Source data
────────────────────

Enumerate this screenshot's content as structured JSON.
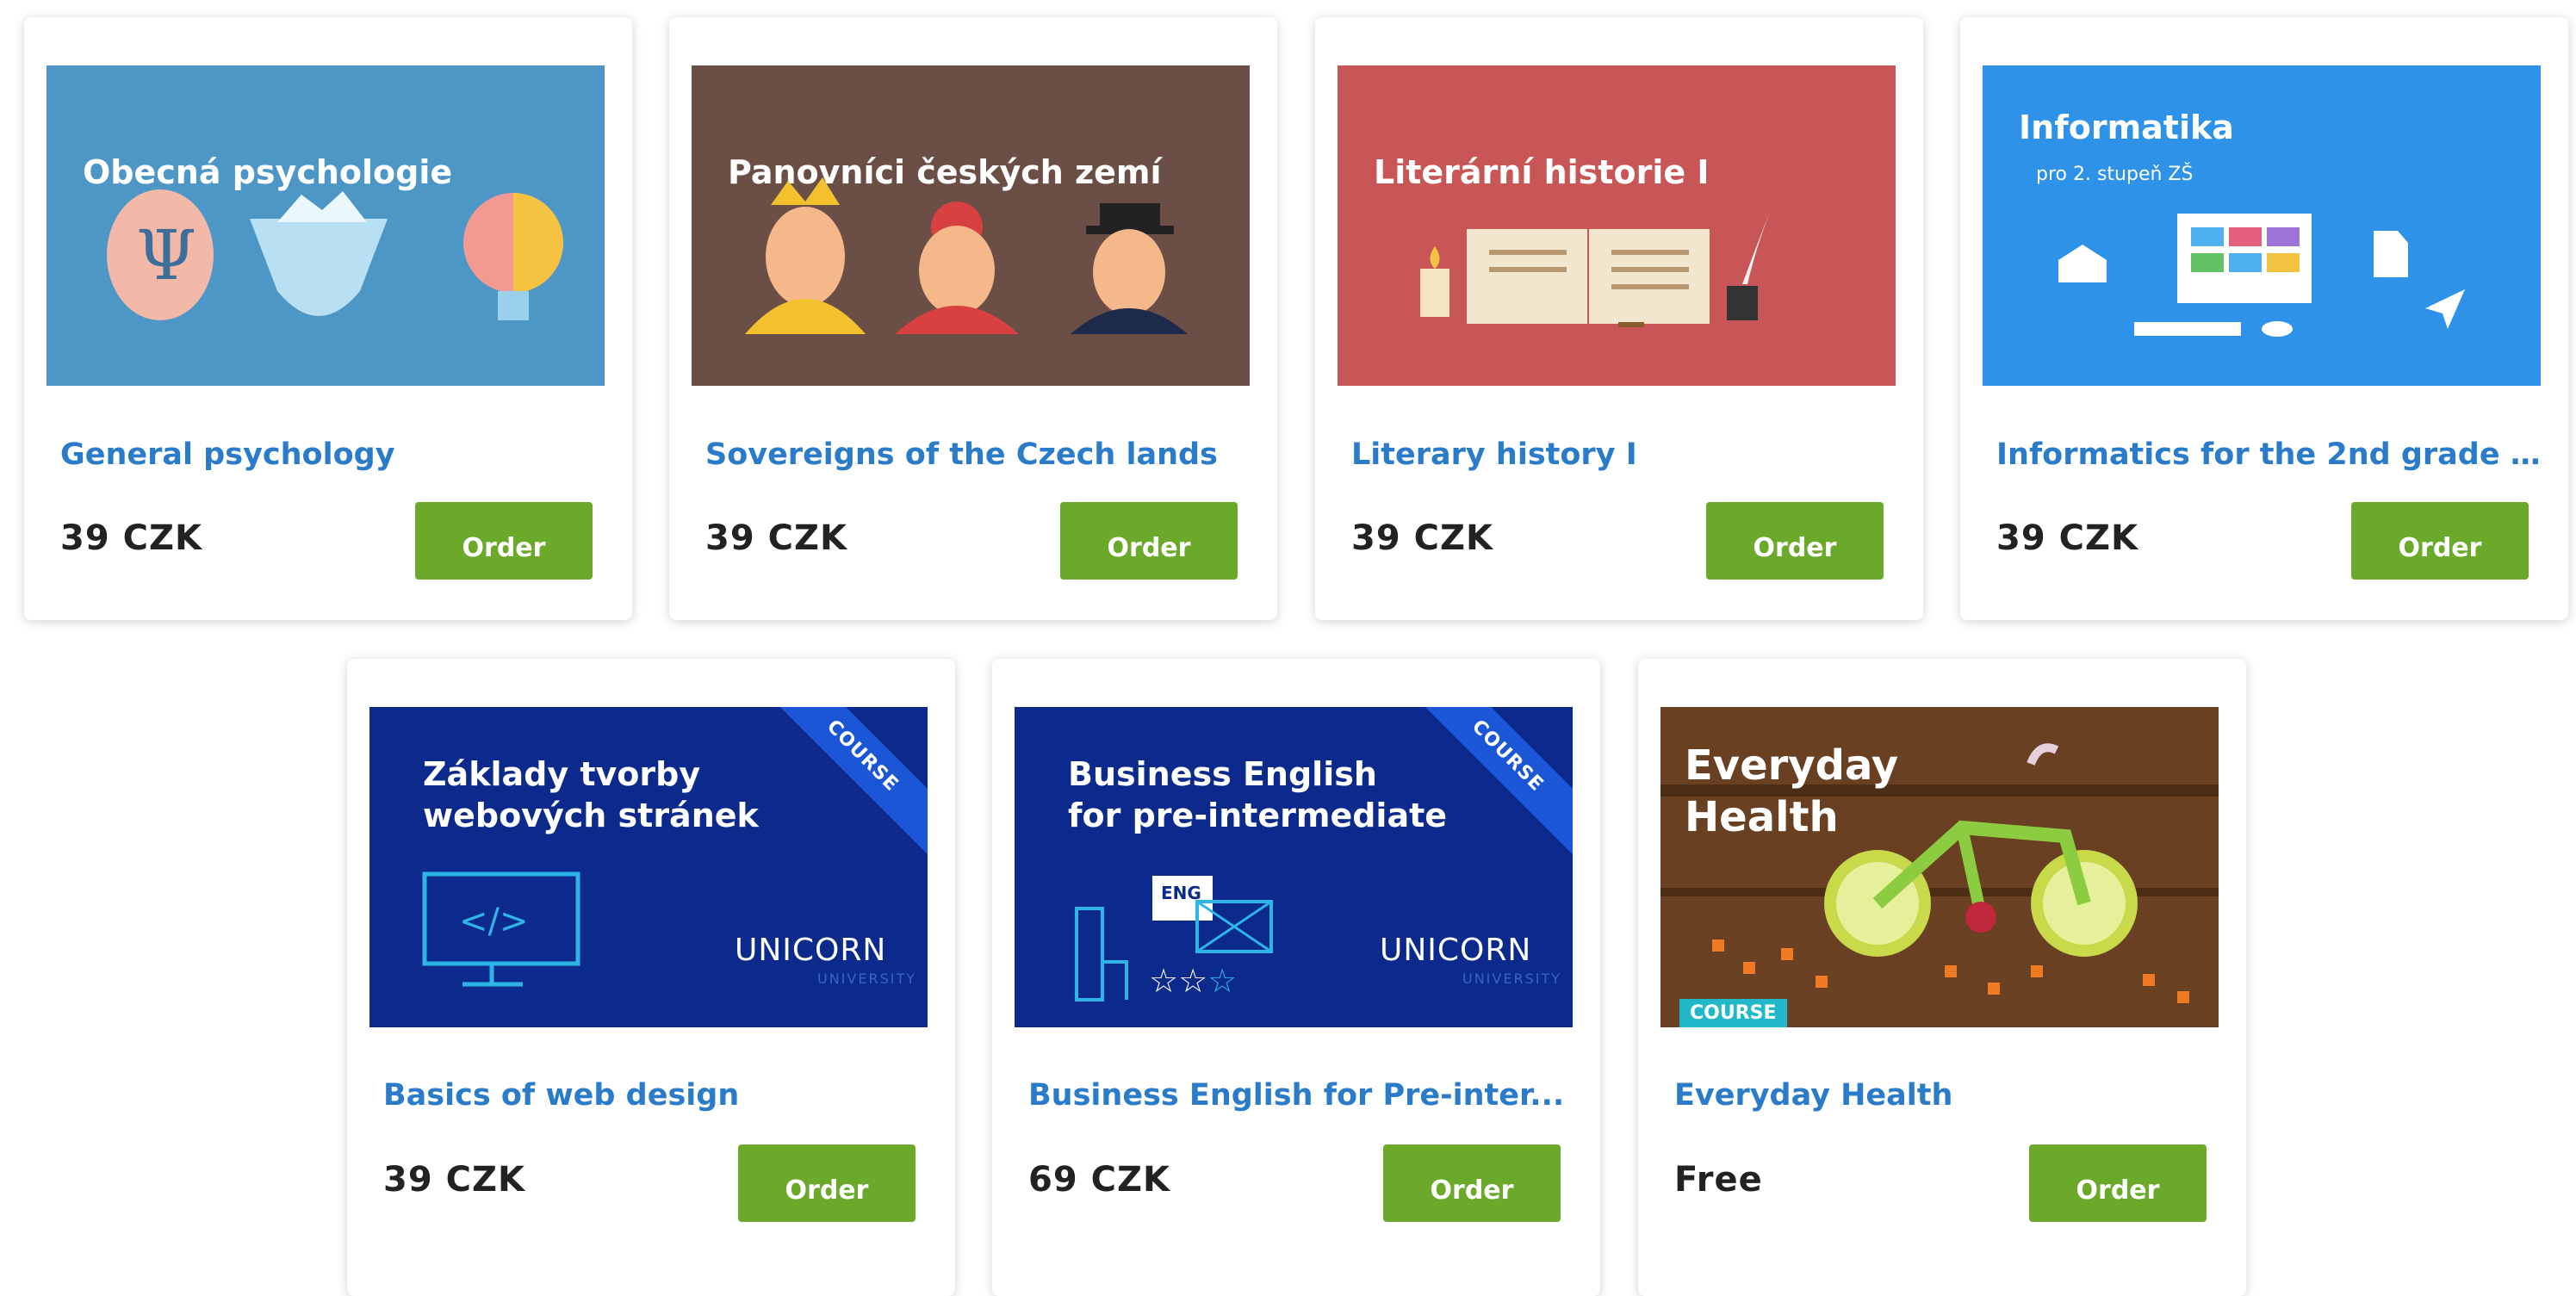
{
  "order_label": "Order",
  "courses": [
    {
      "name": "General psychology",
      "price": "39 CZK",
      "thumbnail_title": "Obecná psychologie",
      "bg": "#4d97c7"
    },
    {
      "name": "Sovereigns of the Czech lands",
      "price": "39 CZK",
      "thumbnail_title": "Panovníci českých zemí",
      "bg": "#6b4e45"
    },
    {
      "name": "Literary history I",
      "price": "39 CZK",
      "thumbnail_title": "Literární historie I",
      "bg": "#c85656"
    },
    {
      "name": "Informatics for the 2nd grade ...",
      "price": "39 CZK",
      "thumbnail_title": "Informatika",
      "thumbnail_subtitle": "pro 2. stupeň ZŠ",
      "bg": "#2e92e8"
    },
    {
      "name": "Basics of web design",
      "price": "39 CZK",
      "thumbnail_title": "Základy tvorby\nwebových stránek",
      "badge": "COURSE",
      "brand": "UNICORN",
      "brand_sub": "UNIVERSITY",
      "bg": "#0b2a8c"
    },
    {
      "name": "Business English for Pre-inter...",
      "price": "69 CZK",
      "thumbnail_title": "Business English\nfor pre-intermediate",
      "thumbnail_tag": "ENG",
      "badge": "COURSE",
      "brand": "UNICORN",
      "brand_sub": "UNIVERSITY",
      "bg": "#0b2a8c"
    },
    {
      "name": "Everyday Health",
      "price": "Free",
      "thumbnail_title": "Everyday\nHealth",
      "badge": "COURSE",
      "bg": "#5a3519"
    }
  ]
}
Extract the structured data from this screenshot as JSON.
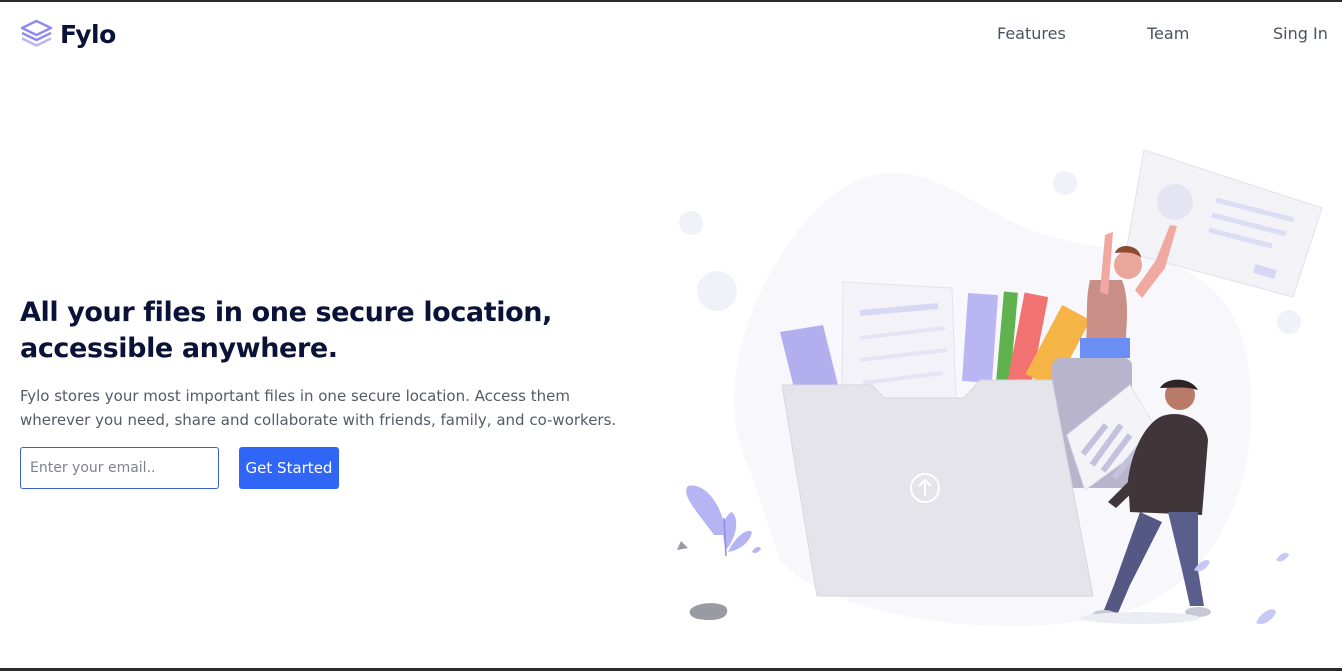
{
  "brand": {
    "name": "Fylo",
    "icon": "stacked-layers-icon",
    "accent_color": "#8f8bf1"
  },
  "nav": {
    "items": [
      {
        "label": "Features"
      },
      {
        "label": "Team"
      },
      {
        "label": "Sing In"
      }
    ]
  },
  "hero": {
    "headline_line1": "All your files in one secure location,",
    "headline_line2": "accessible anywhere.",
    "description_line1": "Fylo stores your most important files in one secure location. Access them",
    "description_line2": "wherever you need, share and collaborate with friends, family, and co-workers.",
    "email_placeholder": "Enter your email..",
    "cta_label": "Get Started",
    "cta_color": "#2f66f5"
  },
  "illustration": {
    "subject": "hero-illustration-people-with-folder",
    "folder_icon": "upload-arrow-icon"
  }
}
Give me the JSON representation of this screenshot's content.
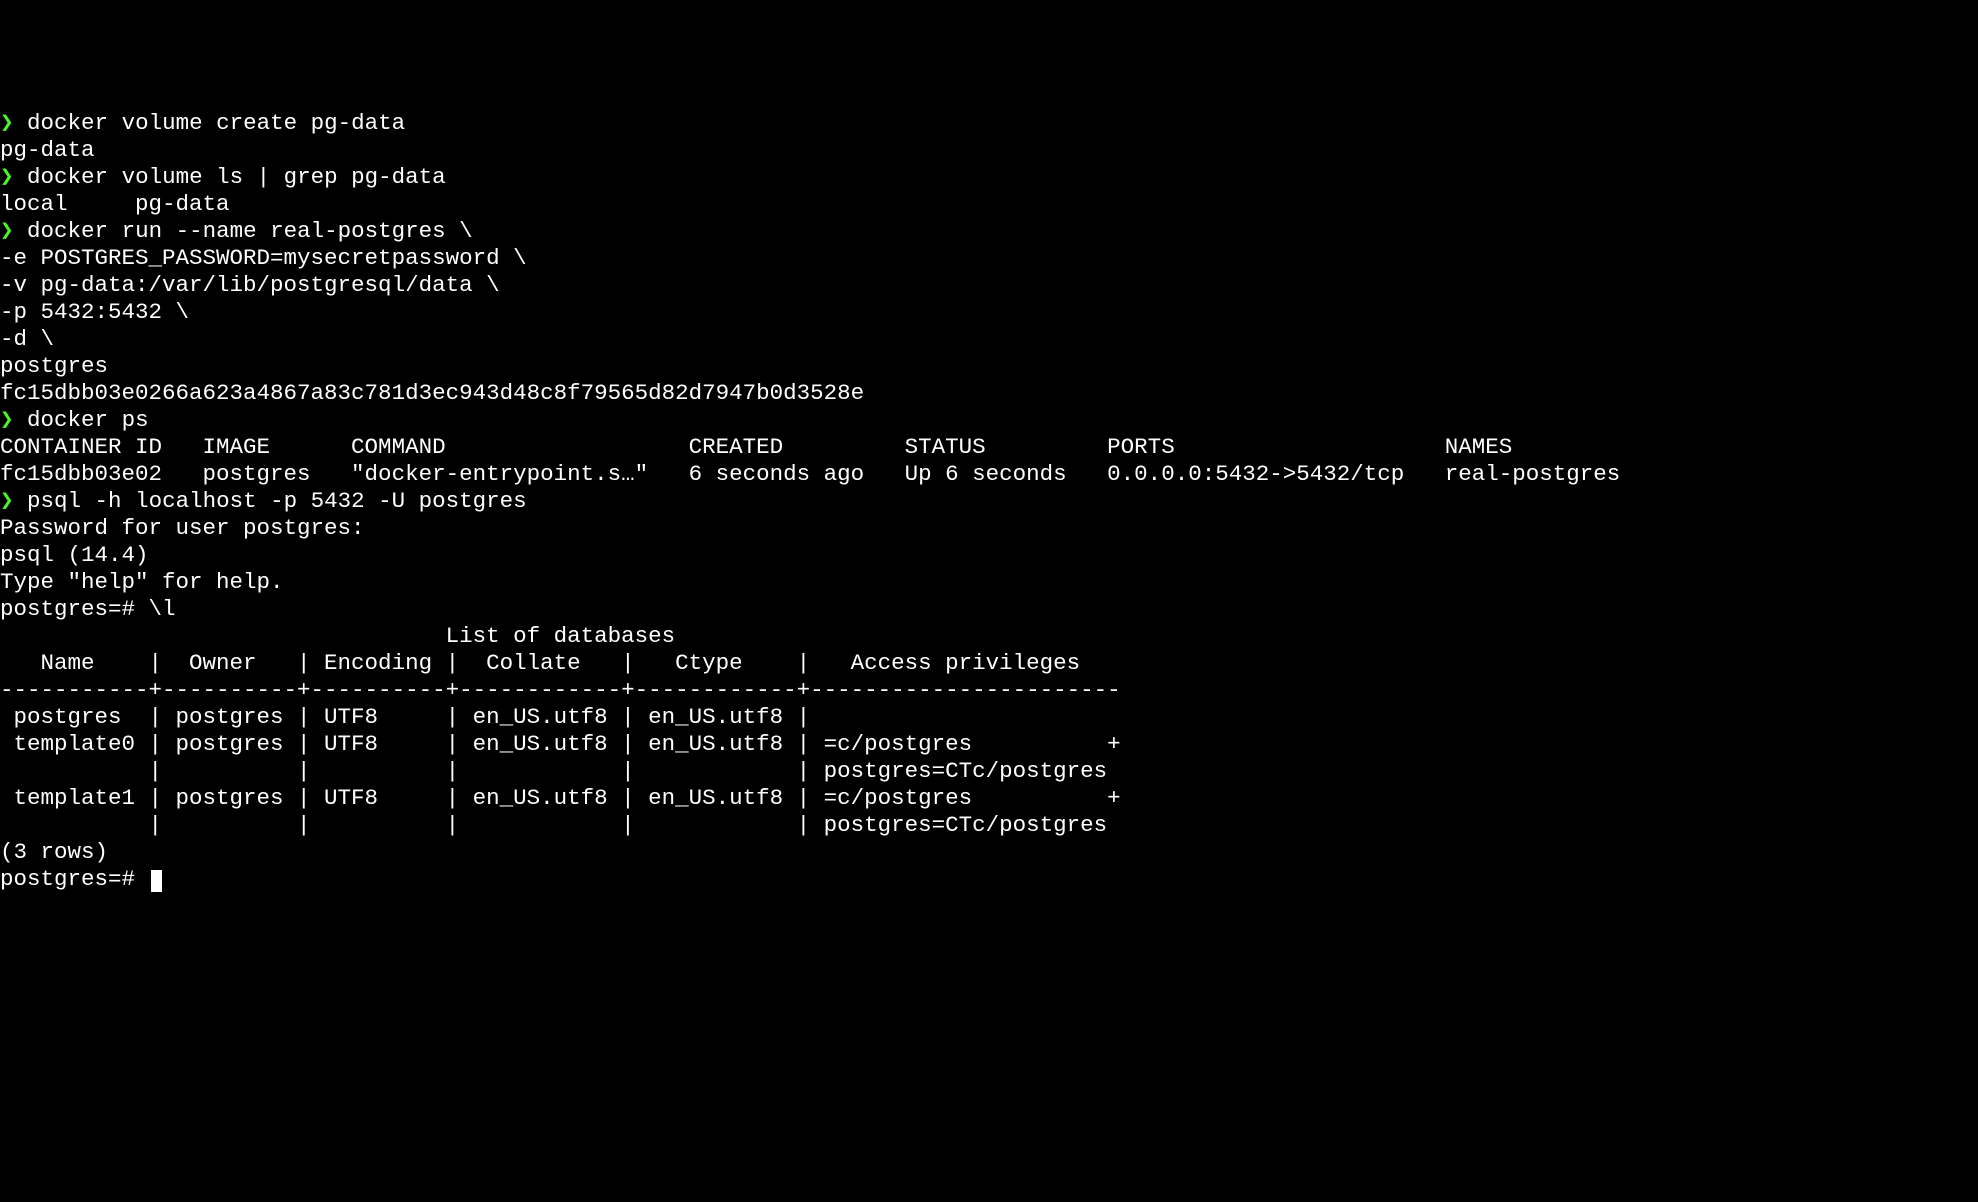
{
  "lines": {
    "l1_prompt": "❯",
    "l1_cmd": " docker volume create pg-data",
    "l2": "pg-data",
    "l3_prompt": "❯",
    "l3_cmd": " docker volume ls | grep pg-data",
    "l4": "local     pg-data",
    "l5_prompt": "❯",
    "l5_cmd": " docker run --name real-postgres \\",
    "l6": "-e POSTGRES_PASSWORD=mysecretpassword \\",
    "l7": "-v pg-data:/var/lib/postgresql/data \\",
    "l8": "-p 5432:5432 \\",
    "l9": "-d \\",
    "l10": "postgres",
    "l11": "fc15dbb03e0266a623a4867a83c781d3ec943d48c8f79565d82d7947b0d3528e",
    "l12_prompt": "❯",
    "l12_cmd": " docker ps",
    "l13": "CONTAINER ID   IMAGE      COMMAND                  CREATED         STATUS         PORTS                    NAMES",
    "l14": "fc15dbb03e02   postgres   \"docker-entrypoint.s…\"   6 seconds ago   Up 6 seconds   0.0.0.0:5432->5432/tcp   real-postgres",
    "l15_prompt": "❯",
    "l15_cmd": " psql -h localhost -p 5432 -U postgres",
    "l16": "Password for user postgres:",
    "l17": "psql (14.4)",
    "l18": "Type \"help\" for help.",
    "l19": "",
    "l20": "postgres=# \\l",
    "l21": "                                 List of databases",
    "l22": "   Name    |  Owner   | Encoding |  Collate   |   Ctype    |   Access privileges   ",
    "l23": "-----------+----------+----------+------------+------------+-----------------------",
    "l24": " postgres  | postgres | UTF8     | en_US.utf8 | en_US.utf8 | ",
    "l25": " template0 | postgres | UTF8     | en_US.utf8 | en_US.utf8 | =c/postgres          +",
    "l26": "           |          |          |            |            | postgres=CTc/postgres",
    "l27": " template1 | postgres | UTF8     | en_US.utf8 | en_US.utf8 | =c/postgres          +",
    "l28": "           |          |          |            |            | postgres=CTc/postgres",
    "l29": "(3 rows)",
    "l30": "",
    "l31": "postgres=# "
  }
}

────────────────────

Quote the material word for word, dropping any images it holds.

_The result:_
Enumerate this screenshot's content as structured JSON.
{
  "order_label": "Order",
  "courses": [
    {
      "name": "General psychology",
      "price": "39 CZK",
      "thumbnail_title": "Obecná psychologie",
      "bg": "#4d97c7"
    },
    {
      "name": "Sovereigns of the Czech lands",
      "price": "39 CZK",
      "thumbnail_title": "Panovníci českých zemí",
      "bg": "#6b4e45"
    },
    {
      "name": "Literary history I",
      "price": "39 CZK",
      "thumbnail_title": "Literární historie I",
      "bg": "#c85656"
    },
    {
      "name": "Informatics for the 2nd grade ...",
      "price": "39 CZK",
      "thumbnail_title": "Informatika",
      "thumbnail_subtitle": "pro 2. stupeň ZŠ",
      "bg": "#2e92e8"
    },
    {
      "name": "Basics of web design",
      "price": "39 CZK",
      "thumbnail_title": "Základy tvorby\nwebových stránek",
      "badge": "COURSE",
      "brand": "UNICORN",
      "brand_sub": "UNIVERSITY",
      "bg": "#0b2a8c"
    },
    {
      "name": "Business English for Pre-inter...",
      "price": "69 CZK",
      "thumbnail_title": "Business English\nfor pre-intermediate",
      "thumbnail_tag": "ENG",
      "badge": "COURSE",
      "brand": "UNICORN",
      "brand_sub": "UNIVERSITY",
      "bg": "#0b2a8c"
    },
    {
      "name": "Everyday Health",
      "price": "Free",
      "thumbnail_title": "Everyday\nHealth",
      "badge": "COURSE",
      "bg": "#5a3519"
    }
  ]
}
Extract the structured data from this screenshot as JSON.
{
  "brand": {
    "name": "Fylo",
    "icon": "stacked-layers-icon",
    "accent_color": "#8f8bf1"
  },
  "nav": {
    "items": [
      {
        "label": "Features"
      },
      {
        "label": "Team"
      },
      {
        "label": "Sing In"
      }
    ]
  },
  "hero": {
    "headline_line1": "All your files in one secure location,",
    "headline_line2": "accessible anywhere.",
    "description_line1": "Fylo stores your most important files in one secure location. Access them",
    "description_line2": "wherever you need, share and collaborate with friends, family, and co-workers.",
    "email_placeholder": "Enter your email..",
    "cta_label": "Get Started",
    "cta_color": "#2f66f5"
  },
  "illustration": {
    "subject": "hero-illustration-people-with-folder",
    "folder_icon": "upload-arrow-icon"
  }
}
Give me the JSON representation of this screenshot's content.
{
  "lines": {
    "l1_prompt": "❯",
    "l1_cmd": " docker volume create pg-data",
    "l2": "pg-data",
    "l3_prompt": "❯",
    "l3_cmd": " docker volume ls | grep pg-data",
    "l4": "local     pg-data",
    "l5_prompt": "❯",
    "l5_cmd": " docker run --name real-postgres \\",
    "l6": "-e POSTGRES_PASSWORD=mysecretpassword \\",
    "l7": "-v pg-data:/var/lib/postgresql/data \\",
    "l8": "-p 5432:5432 \\",
    "l9": "-d \\",
    "l10": "postgres",
    "l11": "fc15dbb03e0266a623a4867a83c781d3ec943d48c8f79565d82d7947b0d3528e",
    "l12_prompt": "❯",
    "l12_cmd": " docker ps",
    "l13": "CONTAINER ID   IMAGE      COMMAND                  CREATED         STATUS         PORTS                    NAMES",
    "l14": "fc15dbb03e02   postgres   \"docker-entrypoint.s…\"   6 seconds ago   Up 6 seconds   0.0.0.0:5432->5432/tcp   real-postgres",
    "l15_prompt": "❯",
    "l15_cmd": " psql -h localhost -p 5432 -U postgres",
    "l16": "Password for user postgres:",
    "l17": "psql (14.4)",
    "l18": "Type \"help\" for help.",
    "l19": "",
    "l20": "postgres=# \\l",
    "l21": "                                 List of databases",
    "l22": "   Name    |  Owner   | Encoding |  Collate   |   Ctype    |   Access privileges   ",
    "l23": "-----------+----------+----------+------------+------------+-----------------------",
    "l24": " postgres  | postgres | UTF8     | en_US.utf8 | en_US.utf8 | ",
    "l25": " template0 | postgres | UTF8     | en_US.utf8 | en_US.utf8 | =c/postgres          +",
    "l26": "           |          |          |            |            | postgres=CTc/postgres",
    "l27": " template1 | postgres | UTF8     | en_US.utf8 | en_US.utf8 | =c/postgres          +",
    "l28": "           |          |          |            |            | postgres=CTc/postgres",
    "l29": "(3 rows)",
    "l30": "",
    "l31": "postgres=# "
  }
}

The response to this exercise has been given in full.